___ ENTRIES PROVIDED

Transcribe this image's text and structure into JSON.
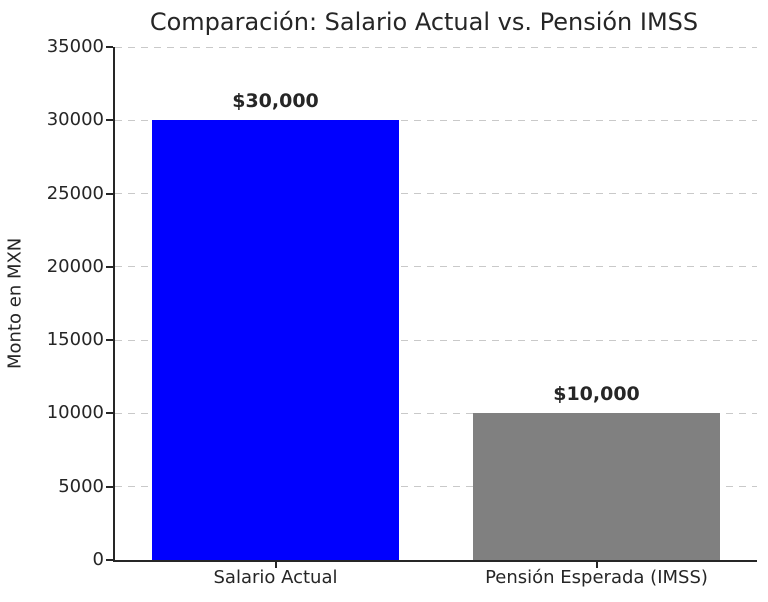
{
  "chart_data": {
    "type": "bar",
    "title": "Comparación: Salario Actual vs. Pensión IMSS",
    "ylabel": "Monto en MXN",
    "xlabel": "",
    "categories": [
      "Salario Actual",
      "Pensión Esperada (IMSS)"
    ],
    "values": [
      30000,
      10000
    ],
    "bar_labels": [
      "$30,000",
      "$10,000"
    ],
    "bar_colors": [
      "#0000ff",
      "#808080"
    ],
    "ylim": [
      0,
      35000
    ],
    "yticks": [
      0,
      5000,
      10000,
      15000,
      20000,
      25000,
      30000,
      35000
    ],
    "grid": "horizontal-dashed",
    "legend": "none",
    "text_color": "#262626",
    "grid_color": "#c9c9c9"
  }
}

______

• **AIM OF THE TASK**
Your job is to transcribe the entries above exactly; skip the pictures.

• **SOLUTION FOR THIS EXERCISE**
Transcribe this image's text and structure into JSON.
{
  "chart_data": {
    "type": "bar",
    "title": "Comparación: Salario Actual vs. Pensión IMSS",
    "ylabel": "Monto en MXN",
    "xlabel": "",
    "categories": [
      "Salario Actual",
      "Pensión Esperada (IMSS)"
    ],
    "values": [
      30000,
      10000
    ],
    "bar_labels": [
      "$30,000",
      "$10,000"
    ],
    "bar_colors": [
      "#0000ff",
      "#808080"
    ],
    "ylim": [
      0,
      35000
    ],
    "yticks": [
      0,
      5000,
      10000,
      15000,
      20000,
      25000,
      30000,
      35000
    ],
    "grid": "horizontal-dashed",
    "legend": "none",
    "text_color": "#262626",
    "grid_color": "#c9c9c9"
  }
}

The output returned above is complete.